▶ **GIVEN INSTRUCTION**
Copy every line with the string "level" in it.

### PROVIDED DATA ###

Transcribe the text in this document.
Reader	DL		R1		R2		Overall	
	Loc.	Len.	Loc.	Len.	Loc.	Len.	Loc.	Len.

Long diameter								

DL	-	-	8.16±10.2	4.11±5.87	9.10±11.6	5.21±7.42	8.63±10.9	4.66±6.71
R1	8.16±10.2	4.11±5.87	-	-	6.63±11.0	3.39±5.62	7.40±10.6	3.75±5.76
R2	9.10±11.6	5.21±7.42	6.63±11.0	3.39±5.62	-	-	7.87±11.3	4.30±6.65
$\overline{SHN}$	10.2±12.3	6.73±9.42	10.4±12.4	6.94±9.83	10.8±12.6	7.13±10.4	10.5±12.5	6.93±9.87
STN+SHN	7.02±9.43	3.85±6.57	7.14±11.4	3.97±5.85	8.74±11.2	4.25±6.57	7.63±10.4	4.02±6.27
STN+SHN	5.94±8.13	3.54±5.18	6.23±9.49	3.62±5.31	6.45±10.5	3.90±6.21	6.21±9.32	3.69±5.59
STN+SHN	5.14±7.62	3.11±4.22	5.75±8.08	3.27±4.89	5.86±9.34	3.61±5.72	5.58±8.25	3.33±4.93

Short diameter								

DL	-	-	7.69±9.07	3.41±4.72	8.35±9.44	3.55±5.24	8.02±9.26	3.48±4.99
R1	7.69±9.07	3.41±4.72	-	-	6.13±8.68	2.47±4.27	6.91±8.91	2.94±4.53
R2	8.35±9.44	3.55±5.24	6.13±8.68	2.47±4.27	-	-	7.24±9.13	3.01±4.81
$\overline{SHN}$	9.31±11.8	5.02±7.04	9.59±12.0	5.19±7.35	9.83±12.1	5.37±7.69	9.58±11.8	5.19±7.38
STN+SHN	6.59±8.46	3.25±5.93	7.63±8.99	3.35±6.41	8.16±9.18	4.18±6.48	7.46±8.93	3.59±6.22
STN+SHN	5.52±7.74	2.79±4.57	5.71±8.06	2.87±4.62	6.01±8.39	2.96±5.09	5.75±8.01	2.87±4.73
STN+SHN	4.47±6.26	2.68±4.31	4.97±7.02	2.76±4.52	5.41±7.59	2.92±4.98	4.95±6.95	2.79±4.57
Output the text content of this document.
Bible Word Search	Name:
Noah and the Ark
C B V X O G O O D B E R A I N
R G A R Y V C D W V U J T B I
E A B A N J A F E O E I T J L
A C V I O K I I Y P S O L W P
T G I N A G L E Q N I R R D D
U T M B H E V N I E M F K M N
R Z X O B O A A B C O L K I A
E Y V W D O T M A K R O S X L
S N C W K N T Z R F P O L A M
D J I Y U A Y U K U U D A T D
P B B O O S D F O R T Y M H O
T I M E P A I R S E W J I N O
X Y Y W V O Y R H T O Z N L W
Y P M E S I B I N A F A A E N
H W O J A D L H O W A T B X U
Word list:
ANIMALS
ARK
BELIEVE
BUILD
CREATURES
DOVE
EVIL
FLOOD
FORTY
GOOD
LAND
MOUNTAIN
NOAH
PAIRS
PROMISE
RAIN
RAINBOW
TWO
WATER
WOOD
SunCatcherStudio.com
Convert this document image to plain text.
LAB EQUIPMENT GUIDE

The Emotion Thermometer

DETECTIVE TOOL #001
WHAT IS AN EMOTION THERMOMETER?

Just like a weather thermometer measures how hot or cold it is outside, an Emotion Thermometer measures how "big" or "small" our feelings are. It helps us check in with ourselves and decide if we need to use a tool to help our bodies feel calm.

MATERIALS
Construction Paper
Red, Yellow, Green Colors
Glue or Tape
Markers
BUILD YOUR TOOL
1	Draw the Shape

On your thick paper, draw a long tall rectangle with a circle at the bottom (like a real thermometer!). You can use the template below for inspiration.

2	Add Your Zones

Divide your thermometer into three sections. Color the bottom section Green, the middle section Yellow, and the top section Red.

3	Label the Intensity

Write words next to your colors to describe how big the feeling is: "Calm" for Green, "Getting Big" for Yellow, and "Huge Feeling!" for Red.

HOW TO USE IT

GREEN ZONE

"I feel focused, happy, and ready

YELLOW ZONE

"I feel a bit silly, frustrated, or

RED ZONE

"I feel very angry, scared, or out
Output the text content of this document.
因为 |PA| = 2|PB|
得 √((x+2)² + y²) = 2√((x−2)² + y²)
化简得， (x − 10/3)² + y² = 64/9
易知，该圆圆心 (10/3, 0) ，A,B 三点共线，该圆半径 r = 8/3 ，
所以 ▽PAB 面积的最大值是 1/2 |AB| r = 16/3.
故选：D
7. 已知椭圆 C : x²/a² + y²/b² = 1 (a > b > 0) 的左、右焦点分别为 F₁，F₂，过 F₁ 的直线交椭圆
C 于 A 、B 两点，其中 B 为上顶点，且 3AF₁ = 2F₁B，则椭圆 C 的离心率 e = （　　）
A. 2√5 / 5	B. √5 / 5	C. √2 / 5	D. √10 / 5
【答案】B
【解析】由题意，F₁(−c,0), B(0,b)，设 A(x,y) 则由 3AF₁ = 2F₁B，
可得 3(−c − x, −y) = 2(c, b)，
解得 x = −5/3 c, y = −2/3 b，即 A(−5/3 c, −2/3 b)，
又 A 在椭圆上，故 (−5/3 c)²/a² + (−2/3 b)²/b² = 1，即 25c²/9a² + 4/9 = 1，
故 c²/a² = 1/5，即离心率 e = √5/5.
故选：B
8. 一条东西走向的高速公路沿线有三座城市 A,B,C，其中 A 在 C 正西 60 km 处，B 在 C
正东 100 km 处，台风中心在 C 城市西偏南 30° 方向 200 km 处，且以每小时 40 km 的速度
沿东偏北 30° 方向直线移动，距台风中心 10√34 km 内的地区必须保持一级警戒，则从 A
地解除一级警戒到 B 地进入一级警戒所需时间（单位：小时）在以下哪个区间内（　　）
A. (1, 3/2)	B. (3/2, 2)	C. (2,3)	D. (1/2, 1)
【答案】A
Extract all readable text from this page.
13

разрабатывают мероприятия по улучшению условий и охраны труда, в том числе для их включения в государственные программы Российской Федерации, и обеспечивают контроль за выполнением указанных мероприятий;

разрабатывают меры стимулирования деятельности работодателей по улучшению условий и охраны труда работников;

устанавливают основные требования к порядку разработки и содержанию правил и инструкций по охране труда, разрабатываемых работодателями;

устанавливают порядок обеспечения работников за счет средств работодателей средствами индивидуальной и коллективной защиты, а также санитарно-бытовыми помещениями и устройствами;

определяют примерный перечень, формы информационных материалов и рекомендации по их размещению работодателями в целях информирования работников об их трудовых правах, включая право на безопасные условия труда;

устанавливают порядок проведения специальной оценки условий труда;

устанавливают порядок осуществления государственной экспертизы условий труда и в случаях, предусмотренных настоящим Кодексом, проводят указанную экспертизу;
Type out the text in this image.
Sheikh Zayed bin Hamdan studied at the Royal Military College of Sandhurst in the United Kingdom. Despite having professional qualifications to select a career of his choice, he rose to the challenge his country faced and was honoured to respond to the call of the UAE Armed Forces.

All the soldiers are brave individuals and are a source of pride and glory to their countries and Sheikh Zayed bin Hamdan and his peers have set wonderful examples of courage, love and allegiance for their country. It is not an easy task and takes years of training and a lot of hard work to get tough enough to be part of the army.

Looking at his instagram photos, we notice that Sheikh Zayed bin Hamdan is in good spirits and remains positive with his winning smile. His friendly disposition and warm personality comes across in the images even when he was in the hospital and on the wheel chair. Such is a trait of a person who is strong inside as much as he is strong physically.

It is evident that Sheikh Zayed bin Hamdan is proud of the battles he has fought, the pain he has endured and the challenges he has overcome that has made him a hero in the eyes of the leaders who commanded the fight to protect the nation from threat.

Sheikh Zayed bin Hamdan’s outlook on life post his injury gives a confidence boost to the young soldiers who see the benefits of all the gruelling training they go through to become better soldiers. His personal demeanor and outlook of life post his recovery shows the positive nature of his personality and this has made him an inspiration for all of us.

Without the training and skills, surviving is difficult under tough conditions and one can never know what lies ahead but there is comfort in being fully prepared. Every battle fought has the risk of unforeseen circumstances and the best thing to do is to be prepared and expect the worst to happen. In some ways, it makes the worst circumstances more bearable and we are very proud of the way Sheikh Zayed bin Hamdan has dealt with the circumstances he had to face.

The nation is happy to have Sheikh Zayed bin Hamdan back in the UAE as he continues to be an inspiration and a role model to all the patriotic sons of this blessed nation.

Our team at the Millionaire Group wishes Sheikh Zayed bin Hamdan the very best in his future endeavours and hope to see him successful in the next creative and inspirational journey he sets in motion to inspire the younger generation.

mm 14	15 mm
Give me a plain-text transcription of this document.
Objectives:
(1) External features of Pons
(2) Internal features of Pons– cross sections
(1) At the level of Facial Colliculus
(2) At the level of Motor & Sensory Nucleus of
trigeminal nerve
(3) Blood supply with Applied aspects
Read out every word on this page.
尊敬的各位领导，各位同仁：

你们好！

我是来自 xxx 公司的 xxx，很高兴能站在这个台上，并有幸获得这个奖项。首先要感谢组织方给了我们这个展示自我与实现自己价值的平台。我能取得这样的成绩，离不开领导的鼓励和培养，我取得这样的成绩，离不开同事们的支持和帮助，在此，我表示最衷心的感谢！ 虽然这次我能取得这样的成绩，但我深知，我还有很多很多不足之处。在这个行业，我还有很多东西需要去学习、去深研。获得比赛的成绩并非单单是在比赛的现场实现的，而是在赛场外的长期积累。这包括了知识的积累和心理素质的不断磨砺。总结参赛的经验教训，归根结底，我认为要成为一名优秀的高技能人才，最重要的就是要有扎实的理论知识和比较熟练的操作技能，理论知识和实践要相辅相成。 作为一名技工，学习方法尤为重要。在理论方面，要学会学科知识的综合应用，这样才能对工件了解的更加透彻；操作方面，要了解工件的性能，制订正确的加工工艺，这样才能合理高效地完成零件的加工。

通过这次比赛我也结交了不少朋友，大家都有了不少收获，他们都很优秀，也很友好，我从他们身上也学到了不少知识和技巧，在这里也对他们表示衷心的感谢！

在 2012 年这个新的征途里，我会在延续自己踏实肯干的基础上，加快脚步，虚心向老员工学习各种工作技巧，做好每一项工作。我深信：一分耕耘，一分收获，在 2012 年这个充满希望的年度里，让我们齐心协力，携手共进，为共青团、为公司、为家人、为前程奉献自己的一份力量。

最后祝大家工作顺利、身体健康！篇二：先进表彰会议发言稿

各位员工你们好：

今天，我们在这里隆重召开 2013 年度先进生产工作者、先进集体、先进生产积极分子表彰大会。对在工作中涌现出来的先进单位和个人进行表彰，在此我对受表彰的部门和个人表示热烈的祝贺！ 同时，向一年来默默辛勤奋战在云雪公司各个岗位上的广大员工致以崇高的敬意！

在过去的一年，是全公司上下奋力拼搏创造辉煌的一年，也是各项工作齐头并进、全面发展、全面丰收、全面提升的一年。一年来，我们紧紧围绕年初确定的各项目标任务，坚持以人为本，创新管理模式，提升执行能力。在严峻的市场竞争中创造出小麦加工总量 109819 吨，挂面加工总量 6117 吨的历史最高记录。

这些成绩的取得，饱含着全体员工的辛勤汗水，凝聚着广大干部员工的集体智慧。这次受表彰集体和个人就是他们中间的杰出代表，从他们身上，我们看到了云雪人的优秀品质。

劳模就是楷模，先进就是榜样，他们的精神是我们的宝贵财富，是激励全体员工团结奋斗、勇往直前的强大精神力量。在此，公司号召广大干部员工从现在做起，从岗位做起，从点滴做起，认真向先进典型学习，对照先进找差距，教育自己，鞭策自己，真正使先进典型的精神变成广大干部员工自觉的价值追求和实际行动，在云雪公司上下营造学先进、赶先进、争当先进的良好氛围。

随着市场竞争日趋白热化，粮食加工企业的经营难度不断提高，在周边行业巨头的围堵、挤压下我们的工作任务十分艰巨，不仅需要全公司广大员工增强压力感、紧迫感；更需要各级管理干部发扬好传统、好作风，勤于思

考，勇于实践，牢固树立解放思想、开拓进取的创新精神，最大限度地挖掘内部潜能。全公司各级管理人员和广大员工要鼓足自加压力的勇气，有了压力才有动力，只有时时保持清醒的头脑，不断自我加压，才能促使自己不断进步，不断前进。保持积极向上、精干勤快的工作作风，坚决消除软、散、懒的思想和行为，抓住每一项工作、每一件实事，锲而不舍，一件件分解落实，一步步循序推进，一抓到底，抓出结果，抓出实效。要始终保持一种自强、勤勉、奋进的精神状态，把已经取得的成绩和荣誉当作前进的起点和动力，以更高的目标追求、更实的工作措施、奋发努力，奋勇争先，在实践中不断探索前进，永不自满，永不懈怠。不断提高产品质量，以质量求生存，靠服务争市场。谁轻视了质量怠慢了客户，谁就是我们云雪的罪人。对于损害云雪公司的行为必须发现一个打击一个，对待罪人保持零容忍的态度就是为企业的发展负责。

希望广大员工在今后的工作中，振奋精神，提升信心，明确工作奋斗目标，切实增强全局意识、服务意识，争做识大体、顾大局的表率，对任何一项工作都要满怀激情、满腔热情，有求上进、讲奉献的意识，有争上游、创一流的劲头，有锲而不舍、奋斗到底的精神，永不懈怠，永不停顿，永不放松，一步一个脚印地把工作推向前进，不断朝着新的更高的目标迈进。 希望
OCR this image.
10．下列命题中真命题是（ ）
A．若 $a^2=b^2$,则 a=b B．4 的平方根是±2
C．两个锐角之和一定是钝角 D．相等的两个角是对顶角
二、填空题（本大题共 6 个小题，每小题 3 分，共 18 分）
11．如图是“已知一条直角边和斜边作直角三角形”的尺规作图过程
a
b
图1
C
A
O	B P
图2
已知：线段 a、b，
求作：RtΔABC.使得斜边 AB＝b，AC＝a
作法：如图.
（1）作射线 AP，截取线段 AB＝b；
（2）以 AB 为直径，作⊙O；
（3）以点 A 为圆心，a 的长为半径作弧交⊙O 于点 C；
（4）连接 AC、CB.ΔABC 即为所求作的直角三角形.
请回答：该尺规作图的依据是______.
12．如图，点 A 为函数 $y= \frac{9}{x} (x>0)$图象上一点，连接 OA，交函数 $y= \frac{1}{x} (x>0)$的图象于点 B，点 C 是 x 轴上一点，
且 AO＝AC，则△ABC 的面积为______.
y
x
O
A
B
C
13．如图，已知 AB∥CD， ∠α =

###

▶ **EXERCISE ANSWER**
(1) At the level of Facial Colliculus
(2) At the level of Motor & Sensory Nucleus of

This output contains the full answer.